- [Task goal] Present every line in which the string "value" appears.

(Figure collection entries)
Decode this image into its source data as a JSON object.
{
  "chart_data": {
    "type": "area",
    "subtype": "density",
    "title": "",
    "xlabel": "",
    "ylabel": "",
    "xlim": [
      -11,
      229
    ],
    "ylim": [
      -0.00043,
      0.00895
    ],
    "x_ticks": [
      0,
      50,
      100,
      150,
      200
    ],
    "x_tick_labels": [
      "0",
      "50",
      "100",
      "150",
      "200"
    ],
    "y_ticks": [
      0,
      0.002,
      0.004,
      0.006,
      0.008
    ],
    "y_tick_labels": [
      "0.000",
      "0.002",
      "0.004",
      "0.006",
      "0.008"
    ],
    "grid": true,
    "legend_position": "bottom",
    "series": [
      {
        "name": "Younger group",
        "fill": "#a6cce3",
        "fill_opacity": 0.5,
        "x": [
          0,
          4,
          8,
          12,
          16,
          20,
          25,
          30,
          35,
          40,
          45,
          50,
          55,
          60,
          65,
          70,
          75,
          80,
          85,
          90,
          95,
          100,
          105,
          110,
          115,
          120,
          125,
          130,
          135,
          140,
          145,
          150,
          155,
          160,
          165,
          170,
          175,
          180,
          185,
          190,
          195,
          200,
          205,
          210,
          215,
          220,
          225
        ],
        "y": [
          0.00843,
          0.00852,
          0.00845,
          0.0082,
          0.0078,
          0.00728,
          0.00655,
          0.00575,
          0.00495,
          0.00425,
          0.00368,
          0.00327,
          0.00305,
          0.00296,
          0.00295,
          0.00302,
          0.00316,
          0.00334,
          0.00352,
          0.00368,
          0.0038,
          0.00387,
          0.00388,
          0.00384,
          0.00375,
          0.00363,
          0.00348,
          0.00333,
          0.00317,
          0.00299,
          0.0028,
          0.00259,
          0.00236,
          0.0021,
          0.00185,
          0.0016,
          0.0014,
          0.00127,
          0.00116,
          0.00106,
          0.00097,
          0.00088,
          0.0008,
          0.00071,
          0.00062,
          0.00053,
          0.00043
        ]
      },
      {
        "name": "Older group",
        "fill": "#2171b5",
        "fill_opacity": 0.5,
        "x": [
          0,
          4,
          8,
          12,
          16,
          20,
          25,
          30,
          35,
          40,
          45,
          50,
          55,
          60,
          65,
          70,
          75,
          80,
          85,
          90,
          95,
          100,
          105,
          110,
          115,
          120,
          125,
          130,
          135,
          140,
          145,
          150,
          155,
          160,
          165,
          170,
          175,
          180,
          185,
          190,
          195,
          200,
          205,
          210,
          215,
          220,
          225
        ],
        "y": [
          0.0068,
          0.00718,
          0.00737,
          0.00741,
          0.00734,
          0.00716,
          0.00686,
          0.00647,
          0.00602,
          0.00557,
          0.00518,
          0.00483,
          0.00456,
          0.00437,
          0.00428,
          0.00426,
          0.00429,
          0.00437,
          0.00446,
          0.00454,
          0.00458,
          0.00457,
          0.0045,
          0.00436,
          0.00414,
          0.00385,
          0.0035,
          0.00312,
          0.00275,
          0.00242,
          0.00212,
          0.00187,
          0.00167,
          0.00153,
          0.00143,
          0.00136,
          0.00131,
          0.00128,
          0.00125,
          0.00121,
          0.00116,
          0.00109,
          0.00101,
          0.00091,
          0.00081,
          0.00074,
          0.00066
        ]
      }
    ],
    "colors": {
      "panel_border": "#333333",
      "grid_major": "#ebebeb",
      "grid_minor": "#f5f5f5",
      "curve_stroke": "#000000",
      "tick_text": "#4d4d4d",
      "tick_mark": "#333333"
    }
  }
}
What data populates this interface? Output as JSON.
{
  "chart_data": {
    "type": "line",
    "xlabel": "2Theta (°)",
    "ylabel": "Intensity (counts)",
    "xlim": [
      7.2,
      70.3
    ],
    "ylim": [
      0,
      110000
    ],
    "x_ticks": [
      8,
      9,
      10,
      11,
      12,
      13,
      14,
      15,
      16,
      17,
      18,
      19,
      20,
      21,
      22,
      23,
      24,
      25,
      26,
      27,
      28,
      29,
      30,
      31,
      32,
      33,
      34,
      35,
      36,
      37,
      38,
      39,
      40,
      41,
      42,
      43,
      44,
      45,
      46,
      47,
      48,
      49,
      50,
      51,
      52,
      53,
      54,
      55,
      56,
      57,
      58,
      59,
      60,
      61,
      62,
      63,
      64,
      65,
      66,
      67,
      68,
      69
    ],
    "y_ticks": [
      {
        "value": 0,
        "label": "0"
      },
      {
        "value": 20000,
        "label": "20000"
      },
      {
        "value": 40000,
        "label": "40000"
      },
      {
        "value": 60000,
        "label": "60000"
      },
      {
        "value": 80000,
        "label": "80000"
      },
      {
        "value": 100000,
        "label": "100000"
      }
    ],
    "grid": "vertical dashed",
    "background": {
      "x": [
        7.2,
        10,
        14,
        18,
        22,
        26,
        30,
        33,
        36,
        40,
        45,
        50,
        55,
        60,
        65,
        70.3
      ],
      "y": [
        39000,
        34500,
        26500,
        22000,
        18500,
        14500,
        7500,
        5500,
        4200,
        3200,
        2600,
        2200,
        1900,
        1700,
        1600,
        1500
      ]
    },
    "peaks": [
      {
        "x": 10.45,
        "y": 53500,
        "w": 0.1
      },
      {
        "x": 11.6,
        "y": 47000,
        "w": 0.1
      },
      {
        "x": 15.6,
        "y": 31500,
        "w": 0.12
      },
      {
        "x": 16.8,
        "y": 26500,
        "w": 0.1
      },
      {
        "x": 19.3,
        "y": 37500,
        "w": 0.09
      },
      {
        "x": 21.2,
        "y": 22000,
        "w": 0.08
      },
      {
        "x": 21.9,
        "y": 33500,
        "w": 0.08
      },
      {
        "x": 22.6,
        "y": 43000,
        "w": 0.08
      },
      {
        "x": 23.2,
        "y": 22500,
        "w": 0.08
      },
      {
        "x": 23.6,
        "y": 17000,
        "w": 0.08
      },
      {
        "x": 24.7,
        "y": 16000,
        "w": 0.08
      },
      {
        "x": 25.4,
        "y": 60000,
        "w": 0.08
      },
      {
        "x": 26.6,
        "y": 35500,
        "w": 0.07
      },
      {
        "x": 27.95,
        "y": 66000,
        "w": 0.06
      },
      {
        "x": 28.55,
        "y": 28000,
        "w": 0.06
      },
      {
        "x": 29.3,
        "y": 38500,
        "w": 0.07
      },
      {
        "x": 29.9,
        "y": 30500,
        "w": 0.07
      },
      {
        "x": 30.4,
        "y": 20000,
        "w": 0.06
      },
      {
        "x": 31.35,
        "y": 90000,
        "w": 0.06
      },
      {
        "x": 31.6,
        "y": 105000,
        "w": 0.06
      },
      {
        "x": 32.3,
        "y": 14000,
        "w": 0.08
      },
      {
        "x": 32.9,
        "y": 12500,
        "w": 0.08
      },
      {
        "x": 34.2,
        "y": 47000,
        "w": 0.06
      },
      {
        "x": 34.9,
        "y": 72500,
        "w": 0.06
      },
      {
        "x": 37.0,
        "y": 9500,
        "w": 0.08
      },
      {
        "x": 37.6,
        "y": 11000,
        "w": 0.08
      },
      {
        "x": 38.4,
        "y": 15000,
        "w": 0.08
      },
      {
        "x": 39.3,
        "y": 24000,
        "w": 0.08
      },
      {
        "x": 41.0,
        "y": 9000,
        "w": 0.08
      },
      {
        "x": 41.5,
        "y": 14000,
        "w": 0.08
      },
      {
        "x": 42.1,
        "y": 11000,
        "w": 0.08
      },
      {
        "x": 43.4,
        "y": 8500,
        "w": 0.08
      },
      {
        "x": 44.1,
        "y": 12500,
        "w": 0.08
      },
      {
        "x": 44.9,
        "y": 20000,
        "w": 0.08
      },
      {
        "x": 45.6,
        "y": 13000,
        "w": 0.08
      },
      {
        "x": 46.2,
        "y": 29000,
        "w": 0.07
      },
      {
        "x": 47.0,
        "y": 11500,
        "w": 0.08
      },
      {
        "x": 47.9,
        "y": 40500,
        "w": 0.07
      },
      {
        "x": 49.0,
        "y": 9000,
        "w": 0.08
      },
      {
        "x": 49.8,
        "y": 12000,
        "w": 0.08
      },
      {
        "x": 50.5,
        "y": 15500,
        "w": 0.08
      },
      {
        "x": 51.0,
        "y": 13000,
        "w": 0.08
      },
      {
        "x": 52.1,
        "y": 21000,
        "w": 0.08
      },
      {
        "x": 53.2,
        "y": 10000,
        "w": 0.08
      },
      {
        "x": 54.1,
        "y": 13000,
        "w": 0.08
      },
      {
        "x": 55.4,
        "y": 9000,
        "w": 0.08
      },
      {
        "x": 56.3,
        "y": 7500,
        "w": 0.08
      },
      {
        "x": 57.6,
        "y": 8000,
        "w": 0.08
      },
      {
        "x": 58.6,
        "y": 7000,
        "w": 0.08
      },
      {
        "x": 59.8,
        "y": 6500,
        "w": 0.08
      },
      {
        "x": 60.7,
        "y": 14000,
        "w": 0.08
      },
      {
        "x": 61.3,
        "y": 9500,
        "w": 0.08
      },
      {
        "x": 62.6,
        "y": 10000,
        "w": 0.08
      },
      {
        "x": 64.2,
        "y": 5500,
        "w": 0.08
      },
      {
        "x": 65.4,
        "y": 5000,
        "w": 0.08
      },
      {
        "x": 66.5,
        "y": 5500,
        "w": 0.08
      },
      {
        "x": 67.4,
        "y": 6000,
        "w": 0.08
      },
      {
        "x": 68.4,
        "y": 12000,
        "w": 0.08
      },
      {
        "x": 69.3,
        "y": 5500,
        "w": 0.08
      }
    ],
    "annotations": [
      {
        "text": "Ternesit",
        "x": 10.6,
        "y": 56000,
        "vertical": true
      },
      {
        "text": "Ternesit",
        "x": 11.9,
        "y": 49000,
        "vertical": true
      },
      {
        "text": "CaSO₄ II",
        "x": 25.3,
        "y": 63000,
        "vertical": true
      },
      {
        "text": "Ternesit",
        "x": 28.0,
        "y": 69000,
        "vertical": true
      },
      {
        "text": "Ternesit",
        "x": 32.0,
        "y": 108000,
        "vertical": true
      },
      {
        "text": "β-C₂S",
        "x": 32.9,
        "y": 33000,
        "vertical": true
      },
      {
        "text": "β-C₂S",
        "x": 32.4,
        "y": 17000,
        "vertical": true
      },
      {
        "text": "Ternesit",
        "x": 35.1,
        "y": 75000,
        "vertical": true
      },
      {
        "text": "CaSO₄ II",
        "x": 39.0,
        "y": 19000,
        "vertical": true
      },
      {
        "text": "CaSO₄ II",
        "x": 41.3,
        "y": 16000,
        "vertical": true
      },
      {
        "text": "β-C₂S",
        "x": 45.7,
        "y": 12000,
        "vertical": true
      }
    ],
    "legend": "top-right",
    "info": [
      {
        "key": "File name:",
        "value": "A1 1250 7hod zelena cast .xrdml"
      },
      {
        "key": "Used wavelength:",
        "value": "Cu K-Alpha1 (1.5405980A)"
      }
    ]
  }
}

- [In response]
        "value": 0,
        "value": 20000,
        "value": 40000,
        "value": 60000,
        "value": 80000,
        "value": 100000,
        "value": "A1 1250 7hod zelena cast .xrdml"
        "value": "Cu K-Alpha1 (1.5405980A)"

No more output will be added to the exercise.